Here are some records; quote them exactly, leaving out the pictures.

··· Working data ···

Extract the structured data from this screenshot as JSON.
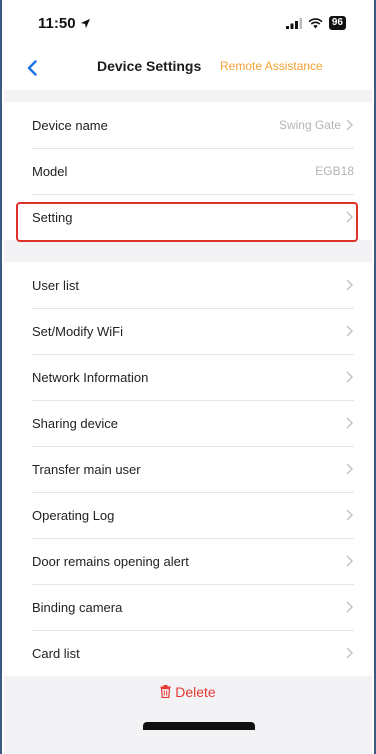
{
  "status_bar": {
    "time": "11:50",
    "battery": "96"
  },
  "nav": {
    "title": "Device Settings",
    "action": "Remote Assistance"
  },
  "info_group": [
    {
      "label": "Device name",
      "value": "Swing Gate"
    },
    {
      "label": "Model",
      "value": "EGB18"
    },
    {
      "label": "Setting",
      "value": ""
    }
  ],
  "menu_group": [
    {
      "label": "User list"
    },
    {
      "label": "Set/Modify WiFi"
    },
    {
      "label": "Network Information"
    },
    {
      "label": "Sharing device"
    },
    {
      "label": "Transfer main user"
    },
    {
      "label": "Operating Log"
    },
    {
      "label": "Door remains opening alert"
    },
    {
      "label": "Binding camera"
    },
    {
      "label": "Card list"
    }
  ],
  "delete_label": "Delete",
  "colors": {
    "accent": "#f2a134",
    "danger": "#e53935",
    "highlight": "#e0302b"
  }
}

···

## Solution to this exercise
Extract the structured data from this screenshot as JSON.
{
  "status_bar": {
    "time": "11:50",
    "battery": "96"
  },
  "nav": {
    "title": "Device Settings",
    "action": "Remote Assistance"
  },
  "info_group": [
    {
      "label": "Device name",
      "value": "Swing Gate"
    },
    {
      "label": "Model",
      "value": "EGB18"
    },
    {
      "label": "Setting",
      "value": ""
    }
  ],
  "menu_group": [
    {
      "label": "User list"
    },
    {
      "label": "Set/Modify WiFi"
    },
    {
      "label": "Network Information"
    },
    {
      "label": "Sharing device"
    },
    {
      "label": "Transfer main user"
    },
    {
      "label": "Operating Log"
    },
    {
      "label": "Door remains opening alert"
    },
    {
      "label": "Binding camera"
    },
    {
      "label": "Card list"
    }
  ],
  "delete_label": "Delete",
  "colors": {
    "accent": "#f2a134",
    "danger": "#e53935",
    "highlight": "#e0302b"
  }
}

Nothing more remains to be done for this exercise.